··· Information provided

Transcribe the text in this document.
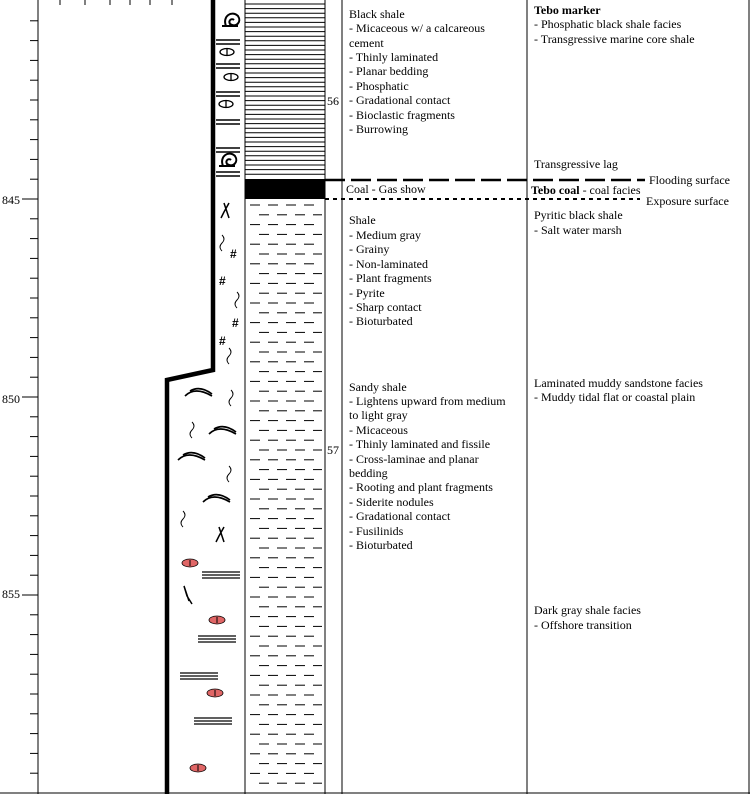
845
850
855
#
#
#
#
56
57
Flooding surface
Exposure surface
Black shale - Micaceous w/ a calcareous cement - Thinly laminated - Planar bedding - Phosphatic - Gradational contact - Bioclastic fragments - Burrowing
Coal - Gas show
Shale - Medium gray - Grainy - Non-laminated - Plant fragments - Pyrite - Sharp contact - Bioturbated
Sandy shale - Lightens upward from medium to light gray - Micaceous - Thinly laminated and fissile - Cross-laminae and planar bedding - Rooting and plant fragments - Siderite nodules - Gradational contact - Fusilinids - Bioturbated
Tebo marker
- Phosphatic black shale facies - Transgressive marine core shale
Transgressive lag
Tebo coal - coal facies
Pyritic black shale - Salt water marsh
Laminated muddy sandstone facies - Muddy tidal flat or coastal plain
Dark gray shale facies - Offshore transition
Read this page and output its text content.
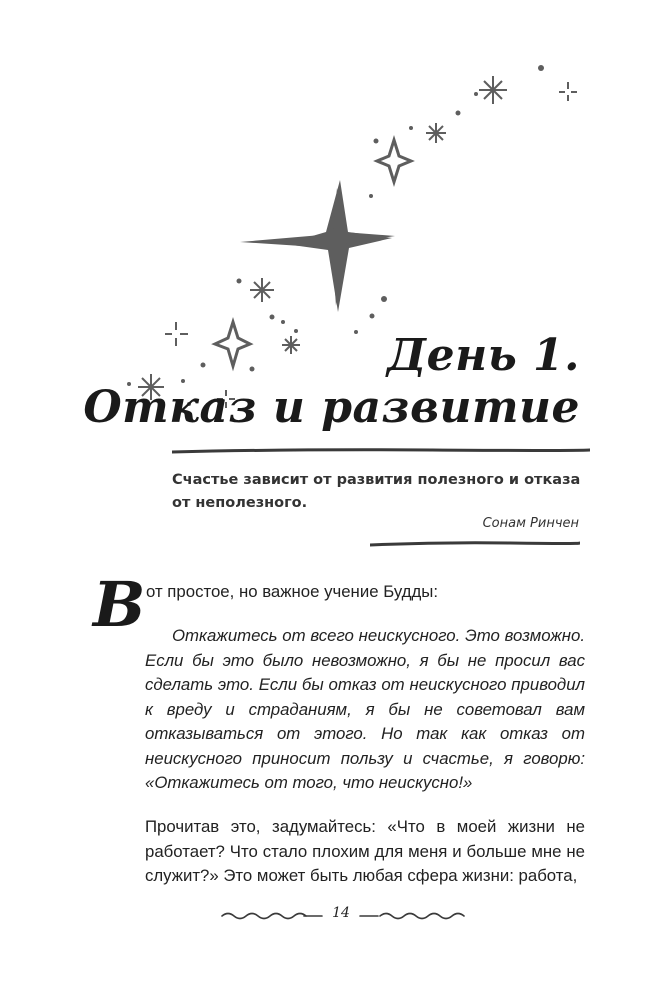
День 1.
Отказ и развитие

Счастье зависит от развития полезного и отказа от неполезного.

Сонам Ринчен

В от простое, но важное учение Будды:

Откажитесь от всего неискусного. Это возможно. Если бы это было невозможно, я бы не просил вас сделать это. Если бы отказ от неискусного приводил к вреду и страданиям, я бы не советовал вам отказываться от этого. Но так как отказ от неискусного приносит пользу и счастье, я говорю: «Откажитесь от того, что неискусно!»

Прочитав это, задумайтесь: «Что в моей жизни не работает? Что стало плохим для меня и больше мне не служит?» Это может быть любая сфера жизни: работа,

14
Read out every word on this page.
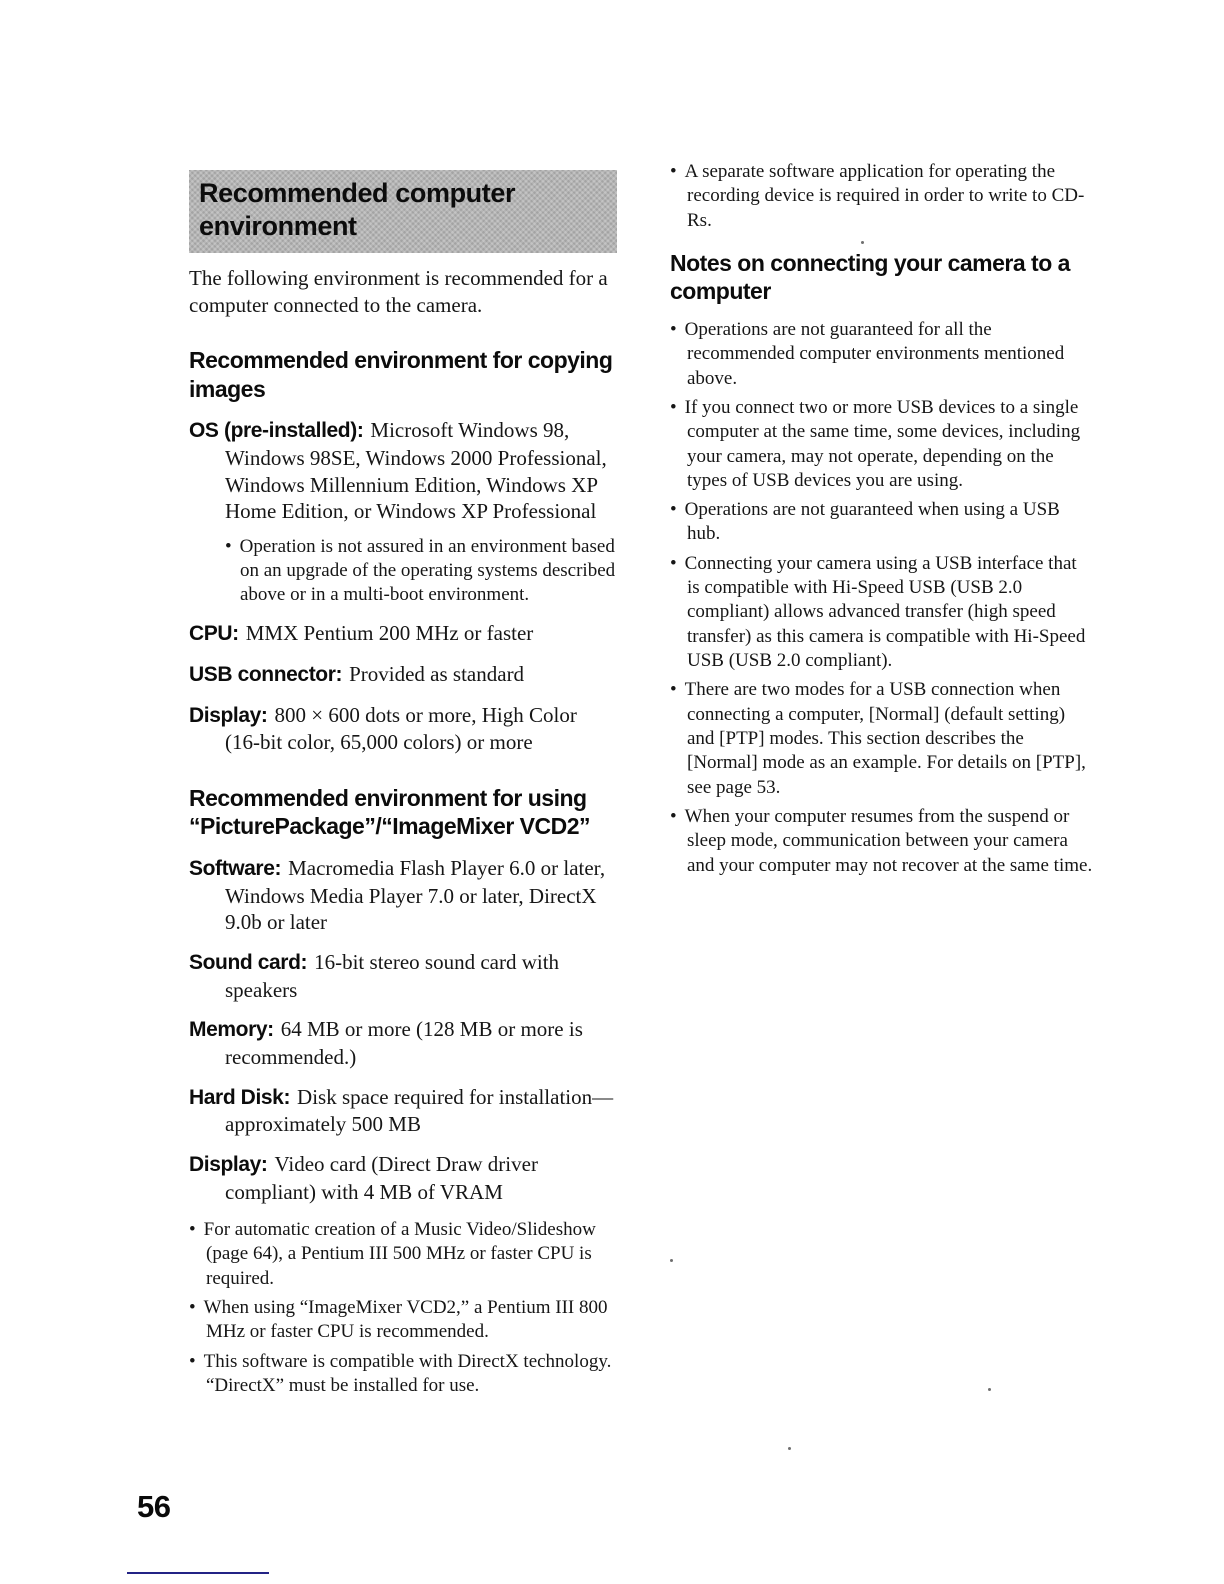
Recommended computer environment

The following environment is recommended for a computer connected to the camera.

Recommended environment for copying images

OS (pre-installed): Microsoft Windows 98, Windows 98SE, Windows 2000 Professional, Windows Millennium Edition, Windows XP Home Edition, or Windows XP Professional

• Operation is not assured in an environment based on an upgrade of the operating systems described above or in a multi-boot environment.

CPU: MMX Pentium 200 MHz or faster

USB connector: Provided as standard

Display: 800 × 600 dots or more, High Color (16-bit color, 65,000 colors) or more

Recommended environment for using “PicturePackage”/“ImageMixer VCD2”

Software: Macromedia Flash Player 6.0 or later, Windows Media Player 7.0 or later, DirectX 9.0b or later

Sound card: 16-bit stereo sound card with speakers

Memory: 64 MB or more (128 MB or more is recommended.)

Hard Disk: Disk space required for installation—approximately 500 MB

Display: Video card (Direct Draw driver compliant) with 4 MB of VRAM

• For automatic creation of a Music Video/Slideshow (page 64), a Pentium III 500 MHz or faster CPU is required.
• When using “ImageMixer VCD2,” a Pentium III 800 MHz or faster CPU is recommended.
• This software is compatible with DirectX technology. “DirectX” must be installed for use.
• A separate software application for operating the recording device is required in order to write to CD-Rs.
Notes on connecting your camera to a computer
• Operations are not guaranteed for all the recommended computer environments mentioned above.
• If you connect two or more USB devices to a single computer at the same time, some devices, including your camera, may not operate, depending on the types of USB devices you are using.
• Operations are not guaranteed when using a USB hub.
• Connecting your camera using a USB interface that is compatible with Hi-Speed USB (USB 2.0 compliant) allows advanced transfer (high speed transfer) as this camera is compatible with Hi-Speed USB (USB 2.0 compliant).
• There are two modes for a USB connection when connecting a computer, [Normal] (default setting) and [PTP] modes. This section describes the [Normal] mode as an example. For details on [PTP], see page 53.
• When your computer resumes from the suspend or sleep mode, communication between your camera and your computer may not recover at the same time.
56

······

▸ Aim
In the listing above, find each line with the word "Phosphatic" and copy it.

▸ Expected answer
Black shale - Micaceous w/ a calcareous cement - Thinly laminated - Planar bedding - Phosphatic - Gradational contact - Bioclastic fragments - Burrowing
- Phosphatic black shale facies - Transgressive marine core shale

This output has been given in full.